**DATA FOR THIS TASK**
┌────────
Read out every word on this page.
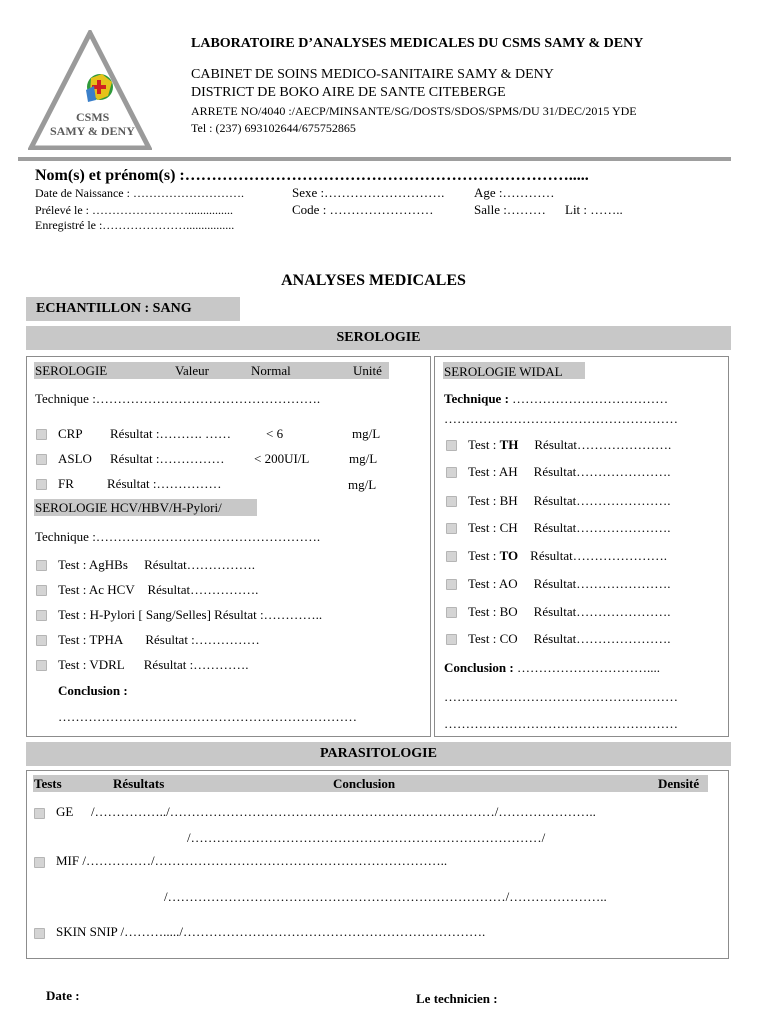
CSMS
SAMY & DENY
LABORATOIRE D’ANALYSES MEDICALES DU CSMS SAMY & DENY
CABINET DE SOINS MEDICO-SANITAIRE SAMY & DENY
DISTRICT DE BOKO AIRE DE SANTE CITEBERGE
ARRETE NO/4040 :/AECP/MINSANTE/SG/DOSTS/SDOS/SPMS/DU 31/DEC/2015 YDE
Tel : (237) 693102644/675752865
Nom(s) et prénom(s) :……………………………………………………………….....
Date de Naissance : ……………………….	Sexe :………………………. Age :…………
Prélevé le : ……………………...............	Code : ……………………	Salle :……… Lit : ……..
Enregistré le :…………………................
ANALYSES MEDICALES
ECHANTILLON : SANG
SEROLOGIE
SEROLOGIE	Valeur	Normal	Unité
Technique :…………………………………………….
CRP Résultat :………. ……	< 6	mg/L
ASLO Résultat :…………… < 200UI/L	mg/L
FR	Résultat :……………	mg/L
SEROLOGIE HCV/HBV/H-Pylori/
Technique :…………………………………………….
Test : AgHBs     Résultat…………….
Test : Ac HCV    Résultat…………….
Test : H-Pylori [ Sang/Selles] Résultat :…………..
Test : TPHA       Résultat :……………
Test : VDRL      Résultat :………….
Conclusion :
……………………………………………………………
SEROLOGIE WIDAL
Technique : ………………………………
………………………………………………
Test : TH Résultat………………….
Test : AH Résultat………………….
Test : BH Résultat………………….
Test : CH Résultat………………….
Test : TO Résultat………………….
Test : AO Résultat………………….
Test : BO Résultat………………….
Test : CO Résultat………………….
Conclusion : …………………………....
………………………………………………
………………………………………………
PARASITOLOGIE
Tests	Résultats	Conclusion	Densité
GE /……………../…………………………………………………………………/…………………..
/………………………………………………………………………/
MIF /……………/…………………………………………………………..
/……………………………………………………………………/…………………..
SKIN SNIP /………...../…………………………………………………………….
Date :	Le technicien :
└────────
**WHAT IS NEEDED**
All the material shown above is to be copied exactly, with no pictures carried over.

**ANSWER TO THE EXERCISE**
Read out every word on this page.
CSMS
SAMY & DENY
LABORATOIRE D’ANALYSES MEDICALES DU CSMS SAMY & DENY
CABINET DE SOINS MEDICO-SANITAIRE SAMY & DENY
DISTRICT DE BOKO AIRE DE SANTE CITEBERGE
ARRETE NO/4040 :/AECP/MINSANTE/SG/DOSTS/SDOS/SPMS/DU 31/DEC/2015 YDE
Tel : (237) 693102644/675752865
Nom(s) et prénom(s) :……………………………………………………………….....
Date de Naissance : ……………………….	Sexe :………………………. Age :…………
Prélevé le : ……………………...............	Code : ……………………	Salle :……… Lit : ……..
Enregistré le :…………………................
ANALYSES MEDICALES
ECHANTILLON : SANG
SEROLOGIE
SEROLOGIE	Valeur	Normal	Unité
Technique :…………………………………………….
CRP Résultat :………. ……	< 6	mg/L
ASLO Résultat :…………… < 200UI/L	mg/L
FR	Résultat :……………	mg/L
SEROLOGIE HCV/HBV/H-Pylori/
Technique :…………………………………………….
Test : AgHBs     Résultat…………….
Test : Ac HCV    Résultat…………….
Test : H-Pylori [ Sang/Selles] Résultat :…………..
Test : TPHA       Résultat :……………
Test : VDRL      Résultat :………….
Conclusion :
……………………………………………………………
SEROLOGIE WIDAL
Technique : ………………………………
………………………………………………
Test : TH Résultat………………….
Test : AH Résultat………………….
Test : BH Résultat………………….
Test : CH Résultat………………….
Test : TO Résultat………………….
Test : AO Résultat………………….
Test : BO Résultat………………….
Test : CO Résultat………………….
Conclusion : …………………………....
………………………………………………
………………………………………………
PARASITOLOGIE
Tests	Résultats	Conclusion	Densité
GE /……………../…………………………………………………………………/…………………..
/………………………………………………………………………/
MIF /……………/…………………………………………………………..
/……………………………………………………………………/…………………..
SKIN SNIP /………...../…………………………………………………………….
Date :	Le technicien :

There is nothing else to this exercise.